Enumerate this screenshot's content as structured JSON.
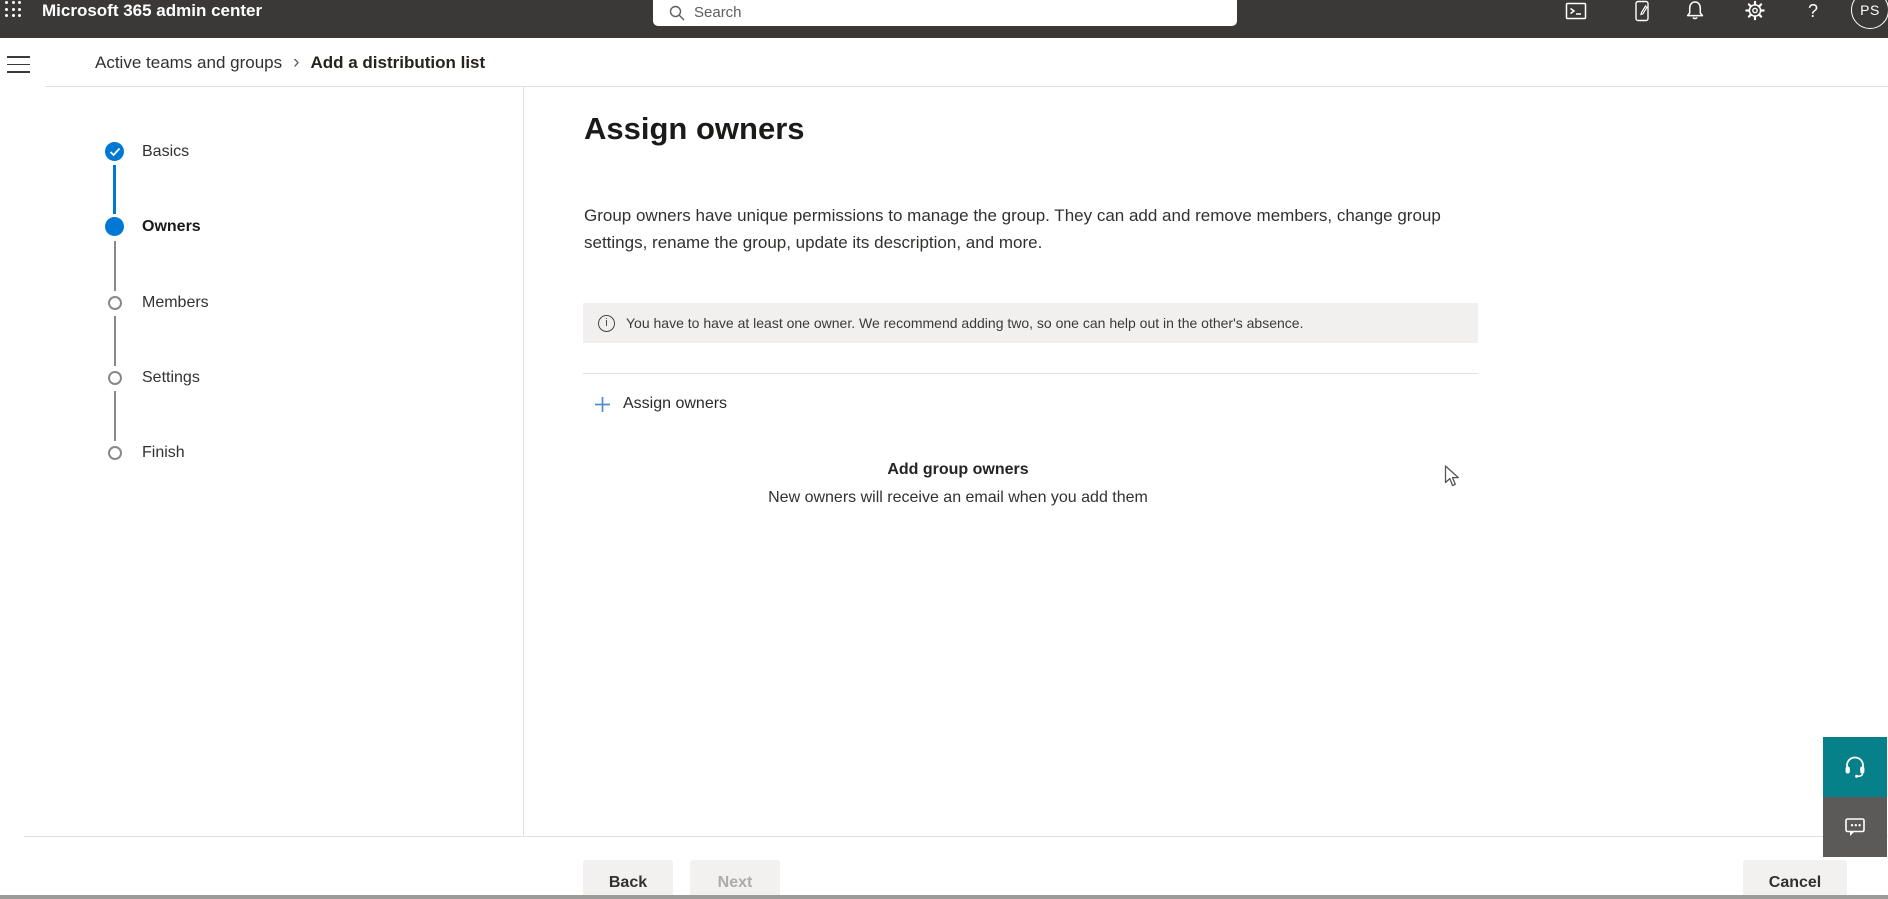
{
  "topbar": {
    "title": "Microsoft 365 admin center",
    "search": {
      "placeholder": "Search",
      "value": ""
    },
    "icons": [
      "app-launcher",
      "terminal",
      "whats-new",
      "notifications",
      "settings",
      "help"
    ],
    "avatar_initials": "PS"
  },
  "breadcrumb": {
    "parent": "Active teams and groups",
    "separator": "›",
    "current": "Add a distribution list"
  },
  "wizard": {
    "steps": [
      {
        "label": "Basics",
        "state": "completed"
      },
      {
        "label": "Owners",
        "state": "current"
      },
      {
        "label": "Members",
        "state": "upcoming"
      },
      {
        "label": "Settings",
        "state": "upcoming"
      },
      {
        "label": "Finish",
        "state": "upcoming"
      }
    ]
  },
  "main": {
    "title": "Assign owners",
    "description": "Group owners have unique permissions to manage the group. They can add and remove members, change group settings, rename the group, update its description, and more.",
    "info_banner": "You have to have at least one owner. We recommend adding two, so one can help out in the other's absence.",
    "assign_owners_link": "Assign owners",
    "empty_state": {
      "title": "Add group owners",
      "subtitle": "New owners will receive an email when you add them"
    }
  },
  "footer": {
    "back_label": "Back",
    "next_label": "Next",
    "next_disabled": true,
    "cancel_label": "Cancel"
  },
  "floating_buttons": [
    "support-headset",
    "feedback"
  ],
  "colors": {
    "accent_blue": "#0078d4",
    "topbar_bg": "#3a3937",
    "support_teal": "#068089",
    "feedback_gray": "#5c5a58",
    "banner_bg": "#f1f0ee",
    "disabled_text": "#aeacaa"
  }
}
··········
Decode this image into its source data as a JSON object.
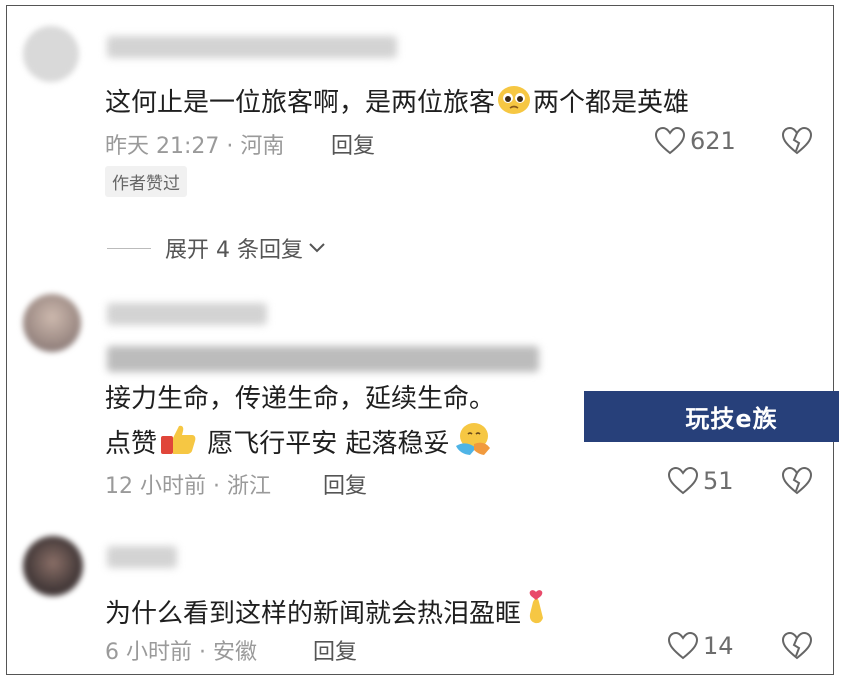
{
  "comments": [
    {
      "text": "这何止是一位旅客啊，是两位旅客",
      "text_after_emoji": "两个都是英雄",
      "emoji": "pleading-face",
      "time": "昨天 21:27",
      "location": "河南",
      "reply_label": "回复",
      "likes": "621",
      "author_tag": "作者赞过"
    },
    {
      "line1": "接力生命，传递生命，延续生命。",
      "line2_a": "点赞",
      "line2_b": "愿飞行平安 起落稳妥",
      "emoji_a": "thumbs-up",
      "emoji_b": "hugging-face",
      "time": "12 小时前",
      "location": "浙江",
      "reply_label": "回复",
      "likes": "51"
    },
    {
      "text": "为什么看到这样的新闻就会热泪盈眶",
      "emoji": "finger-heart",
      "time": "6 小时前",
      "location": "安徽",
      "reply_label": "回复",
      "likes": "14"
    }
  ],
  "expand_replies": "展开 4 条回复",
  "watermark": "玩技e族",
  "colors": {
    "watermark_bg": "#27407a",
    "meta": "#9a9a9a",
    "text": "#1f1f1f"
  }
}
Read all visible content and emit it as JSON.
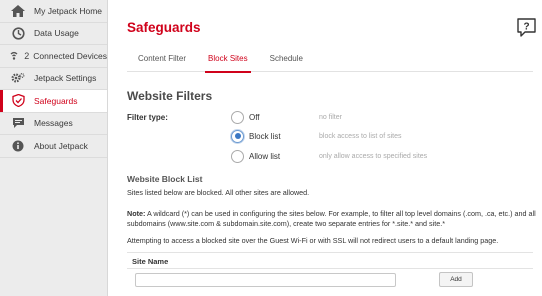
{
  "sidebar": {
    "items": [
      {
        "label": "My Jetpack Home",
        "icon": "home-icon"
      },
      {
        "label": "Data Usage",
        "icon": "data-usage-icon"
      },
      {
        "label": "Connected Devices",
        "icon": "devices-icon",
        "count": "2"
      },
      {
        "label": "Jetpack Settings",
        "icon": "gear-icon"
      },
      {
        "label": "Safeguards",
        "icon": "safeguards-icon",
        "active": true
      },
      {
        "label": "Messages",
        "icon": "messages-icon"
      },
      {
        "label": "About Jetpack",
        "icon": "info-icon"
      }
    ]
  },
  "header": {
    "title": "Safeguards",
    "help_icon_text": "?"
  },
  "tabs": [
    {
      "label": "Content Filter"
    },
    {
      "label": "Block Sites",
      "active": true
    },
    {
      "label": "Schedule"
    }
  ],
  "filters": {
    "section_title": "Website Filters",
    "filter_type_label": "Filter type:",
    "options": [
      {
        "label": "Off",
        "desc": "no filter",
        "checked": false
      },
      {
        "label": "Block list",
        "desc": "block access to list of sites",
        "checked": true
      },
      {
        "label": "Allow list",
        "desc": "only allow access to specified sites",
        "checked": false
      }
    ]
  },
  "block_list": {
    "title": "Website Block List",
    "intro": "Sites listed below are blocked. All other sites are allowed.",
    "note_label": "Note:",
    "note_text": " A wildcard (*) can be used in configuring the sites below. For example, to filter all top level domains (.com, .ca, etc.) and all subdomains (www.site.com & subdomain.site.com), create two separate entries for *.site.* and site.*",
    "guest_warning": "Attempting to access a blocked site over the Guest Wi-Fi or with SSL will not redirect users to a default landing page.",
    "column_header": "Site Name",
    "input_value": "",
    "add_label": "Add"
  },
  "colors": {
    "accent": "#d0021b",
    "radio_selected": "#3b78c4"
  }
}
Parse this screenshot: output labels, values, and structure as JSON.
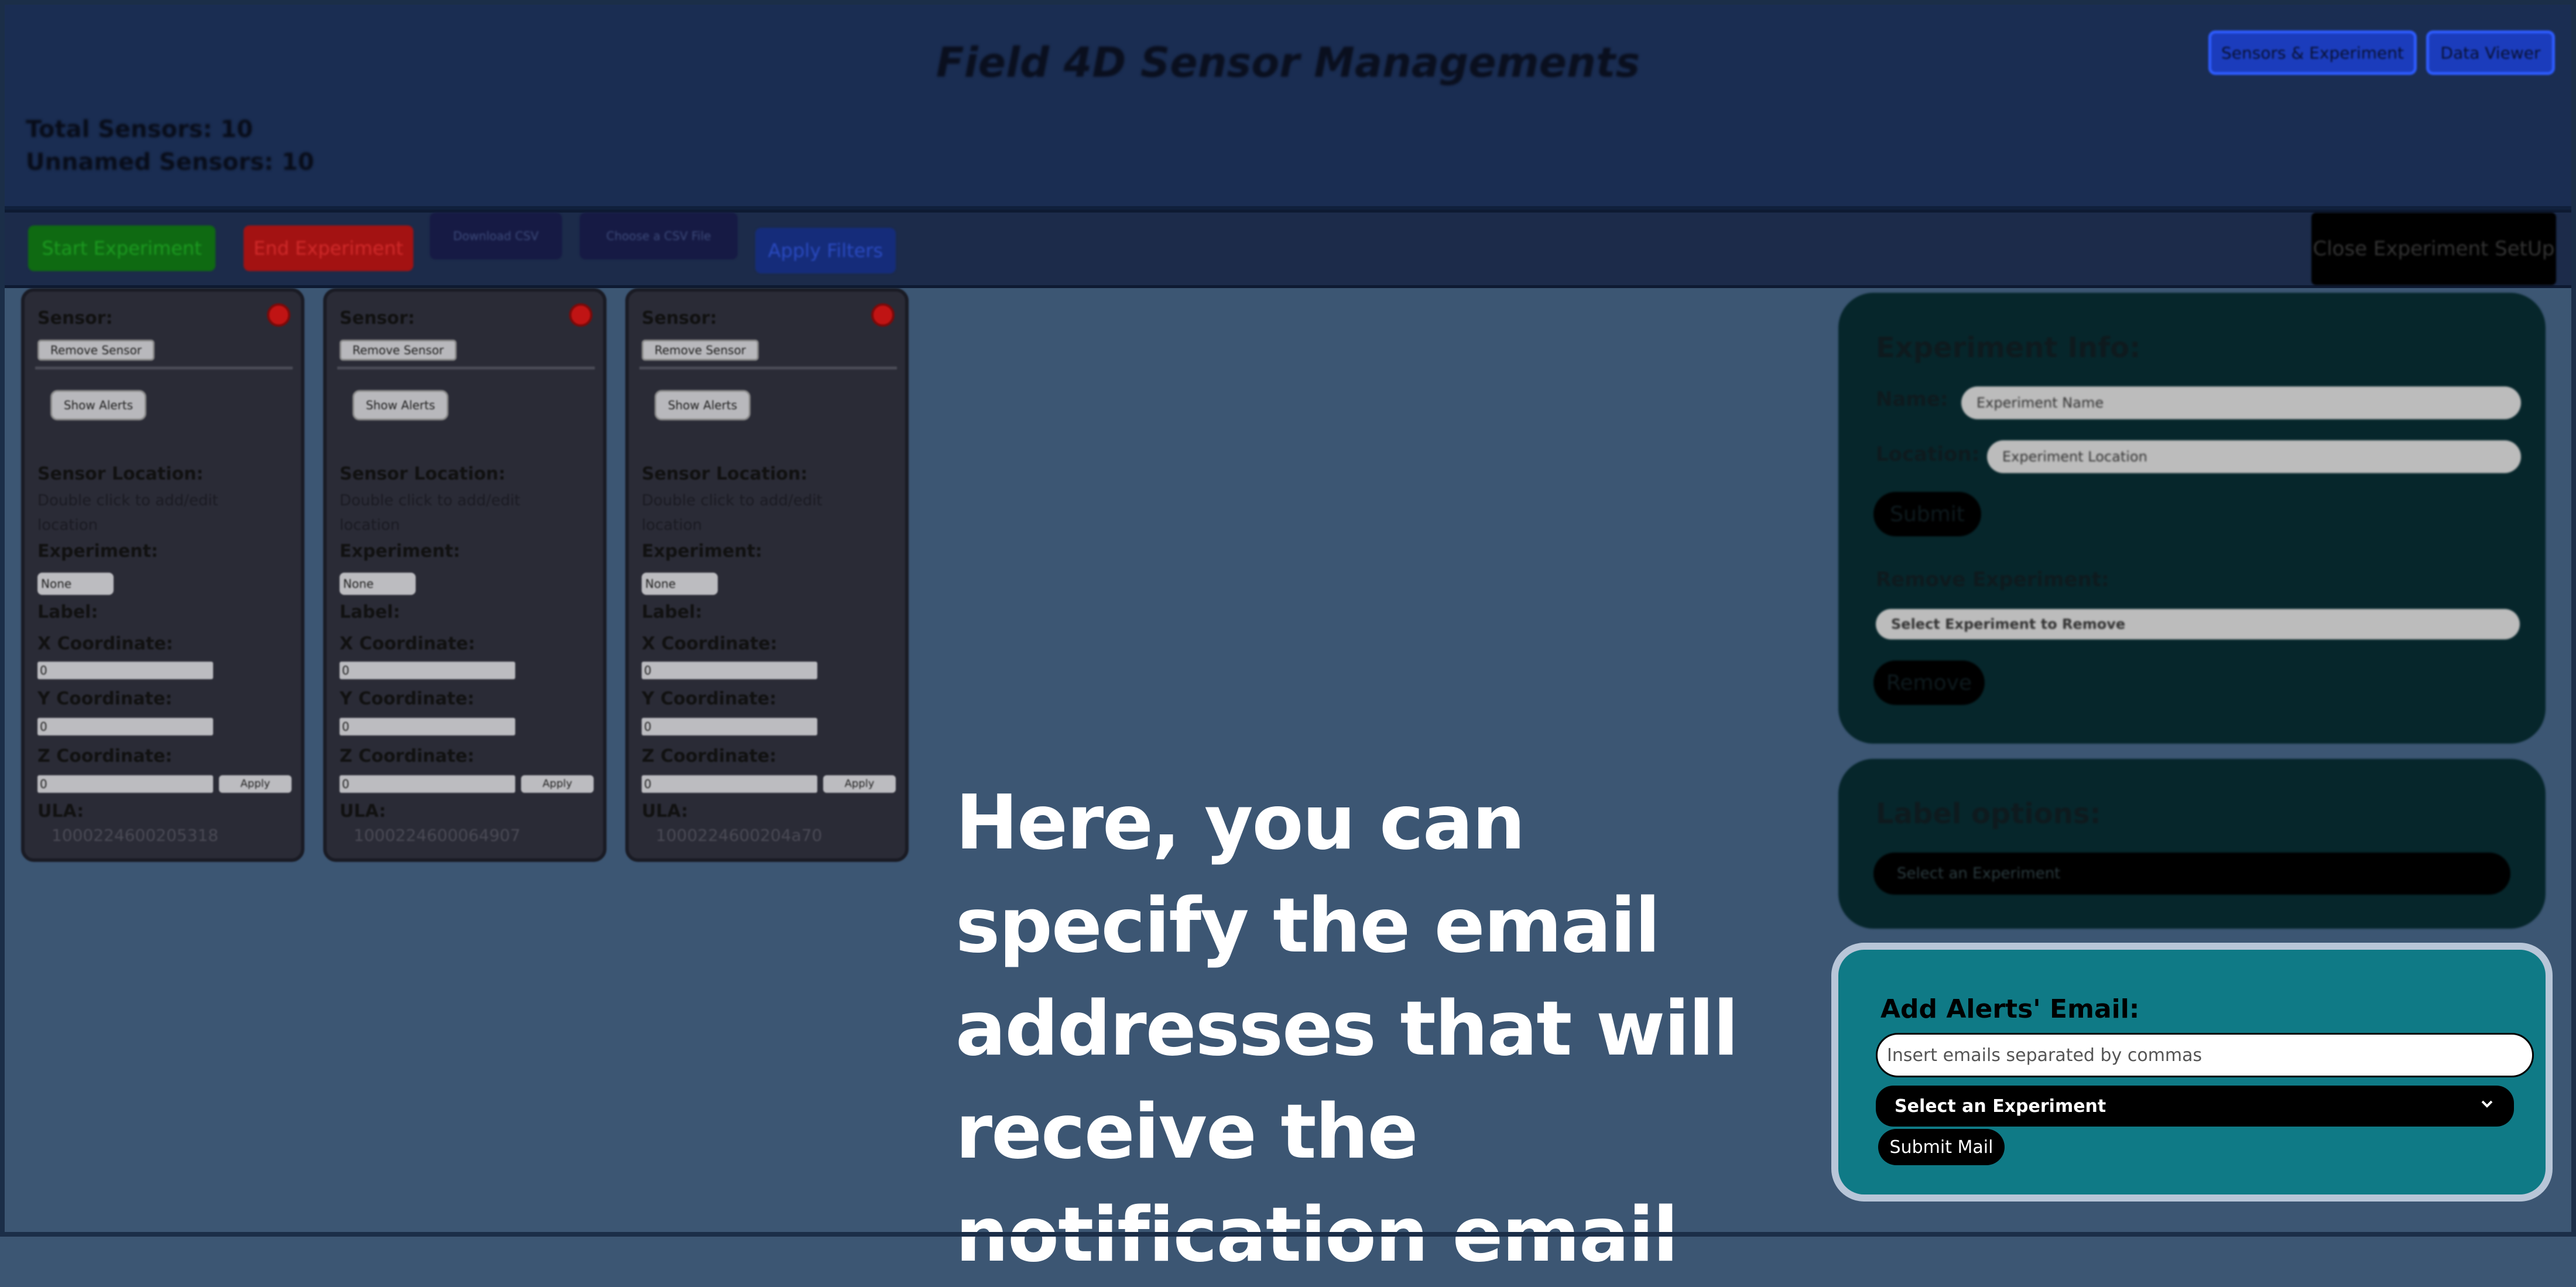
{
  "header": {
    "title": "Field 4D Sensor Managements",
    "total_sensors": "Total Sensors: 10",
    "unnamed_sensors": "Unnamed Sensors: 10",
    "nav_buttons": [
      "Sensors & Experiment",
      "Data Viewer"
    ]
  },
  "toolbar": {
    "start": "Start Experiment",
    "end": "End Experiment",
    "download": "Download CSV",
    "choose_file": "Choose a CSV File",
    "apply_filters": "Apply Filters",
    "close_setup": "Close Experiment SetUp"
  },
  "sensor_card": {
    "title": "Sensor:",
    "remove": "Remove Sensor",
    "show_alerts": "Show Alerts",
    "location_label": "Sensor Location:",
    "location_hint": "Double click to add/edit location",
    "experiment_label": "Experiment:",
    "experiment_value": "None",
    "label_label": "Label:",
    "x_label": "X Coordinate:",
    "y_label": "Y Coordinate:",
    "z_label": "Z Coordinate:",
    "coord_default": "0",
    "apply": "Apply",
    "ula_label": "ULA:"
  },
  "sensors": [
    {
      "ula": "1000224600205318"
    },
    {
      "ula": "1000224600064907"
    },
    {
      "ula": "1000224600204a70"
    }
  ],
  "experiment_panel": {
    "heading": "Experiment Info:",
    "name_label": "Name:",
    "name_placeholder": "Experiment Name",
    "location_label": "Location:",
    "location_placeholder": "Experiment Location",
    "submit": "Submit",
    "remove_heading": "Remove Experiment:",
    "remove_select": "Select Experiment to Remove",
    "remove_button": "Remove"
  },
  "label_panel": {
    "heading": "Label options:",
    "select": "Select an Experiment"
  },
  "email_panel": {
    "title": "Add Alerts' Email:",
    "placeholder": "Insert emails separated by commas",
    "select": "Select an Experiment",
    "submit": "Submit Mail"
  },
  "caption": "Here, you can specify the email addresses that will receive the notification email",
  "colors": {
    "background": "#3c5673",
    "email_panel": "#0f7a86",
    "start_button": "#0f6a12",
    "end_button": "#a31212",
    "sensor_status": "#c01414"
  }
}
··········
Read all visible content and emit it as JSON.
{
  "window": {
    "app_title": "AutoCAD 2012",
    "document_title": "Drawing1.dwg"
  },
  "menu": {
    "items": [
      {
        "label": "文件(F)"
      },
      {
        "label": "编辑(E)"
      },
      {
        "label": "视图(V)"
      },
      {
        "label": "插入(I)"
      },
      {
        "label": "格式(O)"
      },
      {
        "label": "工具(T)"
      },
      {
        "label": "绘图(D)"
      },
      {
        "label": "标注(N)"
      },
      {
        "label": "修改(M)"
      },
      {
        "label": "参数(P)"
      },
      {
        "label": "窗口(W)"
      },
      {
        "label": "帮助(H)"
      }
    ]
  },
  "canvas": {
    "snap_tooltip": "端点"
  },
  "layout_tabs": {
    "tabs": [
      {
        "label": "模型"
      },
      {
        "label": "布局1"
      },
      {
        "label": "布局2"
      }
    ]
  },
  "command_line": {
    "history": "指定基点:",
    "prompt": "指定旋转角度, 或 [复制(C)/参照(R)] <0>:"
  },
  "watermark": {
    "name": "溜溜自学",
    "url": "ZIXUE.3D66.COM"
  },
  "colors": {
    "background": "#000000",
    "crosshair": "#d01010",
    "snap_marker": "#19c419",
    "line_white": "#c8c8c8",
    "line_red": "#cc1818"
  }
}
··········
### EXERCISE TASK
In the material above, show every line where the word "true" turns up.

### IN RESPONSE
    "next_disabled": true,
        "active": true
      "active": true
        "checked": true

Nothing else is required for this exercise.